> [AVAILABLE RECORDS]:
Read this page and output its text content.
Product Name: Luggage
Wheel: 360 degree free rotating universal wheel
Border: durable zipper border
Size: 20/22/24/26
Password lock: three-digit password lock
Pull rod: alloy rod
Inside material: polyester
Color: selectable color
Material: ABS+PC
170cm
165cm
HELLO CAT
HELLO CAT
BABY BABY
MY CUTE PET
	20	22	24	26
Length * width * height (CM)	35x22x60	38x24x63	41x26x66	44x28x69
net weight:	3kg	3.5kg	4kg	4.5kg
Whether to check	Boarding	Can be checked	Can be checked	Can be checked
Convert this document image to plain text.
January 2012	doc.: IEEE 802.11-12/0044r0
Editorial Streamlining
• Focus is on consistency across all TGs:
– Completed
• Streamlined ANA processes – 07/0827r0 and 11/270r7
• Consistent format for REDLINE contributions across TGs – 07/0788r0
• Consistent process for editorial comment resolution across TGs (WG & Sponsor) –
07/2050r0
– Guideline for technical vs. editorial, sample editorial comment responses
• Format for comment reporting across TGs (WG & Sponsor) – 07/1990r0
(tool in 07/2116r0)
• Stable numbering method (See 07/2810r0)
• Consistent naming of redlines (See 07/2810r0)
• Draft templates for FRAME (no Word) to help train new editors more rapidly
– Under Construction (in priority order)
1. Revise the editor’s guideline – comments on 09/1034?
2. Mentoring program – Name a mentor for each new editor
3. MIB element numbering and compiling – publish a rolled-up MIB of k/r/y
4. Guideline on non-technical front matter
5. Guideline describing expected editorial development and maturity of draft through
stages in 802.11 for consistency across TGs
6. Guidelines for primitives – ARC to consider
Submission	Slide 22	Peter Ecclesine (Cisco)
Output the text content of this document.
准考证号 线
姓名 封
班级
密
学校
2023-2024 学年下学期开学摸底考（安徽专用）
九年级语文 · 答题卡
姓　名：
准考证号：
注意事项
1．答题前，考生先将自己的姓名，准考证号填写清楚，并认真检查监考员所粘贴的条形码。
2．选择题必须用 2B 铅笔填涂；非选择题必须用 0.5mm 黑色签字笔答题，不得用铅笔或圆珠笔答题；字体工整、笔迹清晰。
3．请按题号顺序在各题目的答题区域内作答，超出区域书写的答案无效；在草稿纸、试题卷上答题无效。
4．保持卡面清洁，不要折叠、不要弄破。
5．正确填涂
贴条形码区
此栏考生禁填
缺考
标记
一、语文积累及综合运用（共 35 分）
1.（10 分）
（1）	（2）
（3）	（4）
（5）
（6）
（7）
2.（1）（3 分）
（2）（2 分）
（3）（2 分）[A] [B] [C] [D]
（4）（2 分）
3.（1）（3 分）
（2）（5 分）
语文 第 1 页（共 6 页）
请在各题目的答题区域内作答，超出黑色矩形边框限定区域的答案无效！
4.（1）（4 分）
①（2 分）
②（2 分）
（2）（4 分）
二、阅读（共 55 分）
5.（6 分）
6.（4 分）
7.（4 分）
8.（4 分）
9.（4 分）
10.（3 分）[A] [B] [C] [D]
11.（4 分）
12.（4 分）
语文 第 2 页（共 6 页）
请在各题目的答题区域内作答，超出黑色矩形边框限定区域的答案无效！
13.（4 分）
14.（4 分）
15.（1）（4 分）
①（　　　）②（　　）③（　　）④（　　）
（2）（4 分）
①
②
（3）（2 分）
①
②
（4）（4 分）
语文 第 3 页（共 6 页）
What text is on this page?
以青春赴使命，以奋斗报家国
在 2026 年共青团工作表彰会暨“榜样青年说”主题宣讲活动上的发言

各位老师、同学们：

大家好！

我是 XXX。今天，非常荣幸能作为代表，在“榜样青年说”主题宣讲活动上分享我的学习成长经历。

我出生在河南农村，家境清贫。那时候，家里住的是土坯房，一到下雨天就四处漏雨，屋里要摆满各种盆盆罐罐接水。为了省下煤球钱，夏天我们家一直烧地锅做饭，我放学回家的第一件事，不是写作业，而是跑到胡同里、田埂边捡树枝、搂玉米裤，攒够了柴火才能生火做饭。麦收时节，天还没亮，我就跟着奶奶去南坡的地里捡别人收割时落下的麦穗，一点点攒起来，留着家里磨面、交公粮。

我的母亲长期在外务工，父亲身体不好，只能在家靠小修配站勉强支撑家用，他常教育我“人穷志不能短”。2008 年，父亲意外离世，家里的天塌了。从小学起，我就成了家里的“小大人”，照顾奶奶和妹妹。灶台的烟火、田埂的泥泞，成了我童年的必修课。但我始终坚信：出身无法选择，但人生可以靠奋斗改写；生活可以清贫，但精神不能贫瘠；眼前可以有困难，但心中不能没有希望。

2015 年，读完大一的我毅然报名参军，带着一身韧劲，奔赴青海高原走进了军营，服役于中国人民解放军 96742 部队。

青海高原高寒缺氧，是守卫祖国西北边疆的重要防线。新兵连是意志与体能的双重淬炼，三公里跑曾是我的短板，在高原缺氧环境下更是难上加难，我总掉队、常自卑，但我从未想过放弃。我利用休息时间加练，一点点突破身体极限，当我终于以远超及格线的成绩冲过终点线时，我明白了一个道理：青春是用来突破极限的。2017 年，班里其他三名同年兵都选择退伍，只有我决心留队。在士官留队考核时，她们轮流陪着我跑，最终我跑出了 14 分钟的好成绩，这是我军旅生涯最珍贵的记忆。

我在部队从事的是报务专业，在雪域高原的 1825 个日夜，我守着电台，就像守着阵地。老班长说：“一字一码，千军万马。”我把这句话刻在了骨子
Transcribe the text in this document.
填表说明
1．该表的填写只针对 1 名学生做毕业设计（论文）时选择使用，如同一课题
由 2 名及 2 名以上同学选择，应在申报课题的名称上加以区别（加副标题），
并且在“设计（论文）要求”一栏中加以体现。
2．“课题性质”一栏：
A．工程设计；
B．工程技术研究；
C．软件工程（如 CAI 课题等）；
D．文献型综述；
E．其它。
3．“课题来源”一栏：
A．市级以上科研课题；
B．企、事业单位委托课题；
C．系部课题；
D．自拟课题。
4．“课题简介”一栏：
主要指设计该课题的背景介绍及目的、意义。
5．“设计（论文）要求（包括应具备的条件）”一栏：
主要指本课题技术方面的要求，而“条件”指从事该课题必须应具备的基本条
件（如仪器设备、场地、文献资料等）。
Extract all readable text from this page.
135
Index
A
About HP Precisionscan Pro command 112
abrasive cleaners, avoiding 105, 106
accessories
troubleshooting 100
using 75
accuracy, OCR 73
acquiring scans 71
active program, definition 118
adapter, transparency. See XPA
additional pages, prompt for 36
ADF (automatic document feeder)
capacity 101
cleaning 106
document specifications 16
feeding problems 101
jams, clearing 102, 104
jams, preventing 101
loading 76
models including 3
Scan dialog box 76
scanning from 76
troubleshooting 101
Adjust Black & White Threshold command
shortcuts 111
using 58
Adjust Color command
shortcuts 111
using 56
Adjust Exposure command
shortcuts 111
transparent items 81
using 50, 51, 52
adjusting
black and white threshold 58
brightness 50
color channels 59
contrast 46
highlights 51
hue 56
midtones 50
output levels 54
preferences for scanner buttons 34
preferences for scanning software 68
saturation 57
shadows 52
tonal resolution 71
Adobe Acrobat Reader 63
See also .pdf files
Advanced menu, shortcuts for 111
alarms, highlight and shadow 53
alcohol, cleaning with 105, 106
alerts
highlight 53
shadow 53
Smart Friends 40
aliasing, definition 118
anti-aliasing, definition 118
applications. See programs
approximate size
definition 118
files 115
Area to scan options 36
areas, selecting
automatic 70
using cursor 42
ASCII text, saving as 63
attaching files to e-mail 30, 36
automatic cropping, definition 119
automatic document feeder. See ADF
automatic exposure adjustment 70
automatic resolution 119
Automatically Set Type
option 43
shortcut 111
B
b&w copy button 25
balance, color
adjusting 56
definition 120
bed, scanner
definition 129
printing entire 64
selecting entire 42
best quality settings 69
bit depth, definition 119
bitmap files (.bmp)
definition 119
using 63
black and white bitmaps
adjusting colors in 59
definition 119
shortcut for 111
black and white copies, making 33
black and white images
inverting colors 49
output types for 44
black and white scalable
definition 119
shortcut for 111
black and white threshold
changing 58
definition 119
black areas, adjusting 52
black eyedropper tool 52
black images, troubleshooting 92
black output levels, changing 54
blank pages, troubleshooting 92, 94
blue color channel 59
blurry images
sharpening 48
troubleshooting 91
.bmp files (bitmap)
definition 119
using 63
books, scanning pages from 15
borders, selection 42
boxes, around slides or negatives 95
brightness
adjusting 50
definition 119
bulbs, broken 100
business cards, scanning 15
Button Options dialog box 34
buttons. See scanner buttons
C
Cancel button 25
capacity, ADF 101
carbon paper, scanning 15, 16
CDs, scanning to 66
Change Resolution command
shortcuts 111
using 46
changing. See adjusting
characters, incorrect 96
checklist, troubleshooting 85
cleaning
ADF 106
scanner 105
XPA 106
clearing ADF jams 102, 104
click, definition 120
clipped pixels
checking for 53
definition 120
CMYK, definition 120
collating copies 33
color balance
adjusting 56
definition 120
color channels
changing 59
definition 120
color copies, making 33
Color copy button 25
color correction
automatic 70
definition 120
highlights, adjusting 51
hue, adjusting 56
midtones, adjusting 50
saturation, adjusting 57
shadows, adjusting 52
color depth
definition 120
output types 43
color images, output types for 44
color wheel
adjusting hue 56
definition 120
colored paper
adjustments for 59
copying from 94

> [YOUR TASK]:
Copy all lines from the entries that contain the word "Name".

> [COMPLETED TASK]:
Product Name: Luggage
2. Mentoring program – Name a mentor for each new editor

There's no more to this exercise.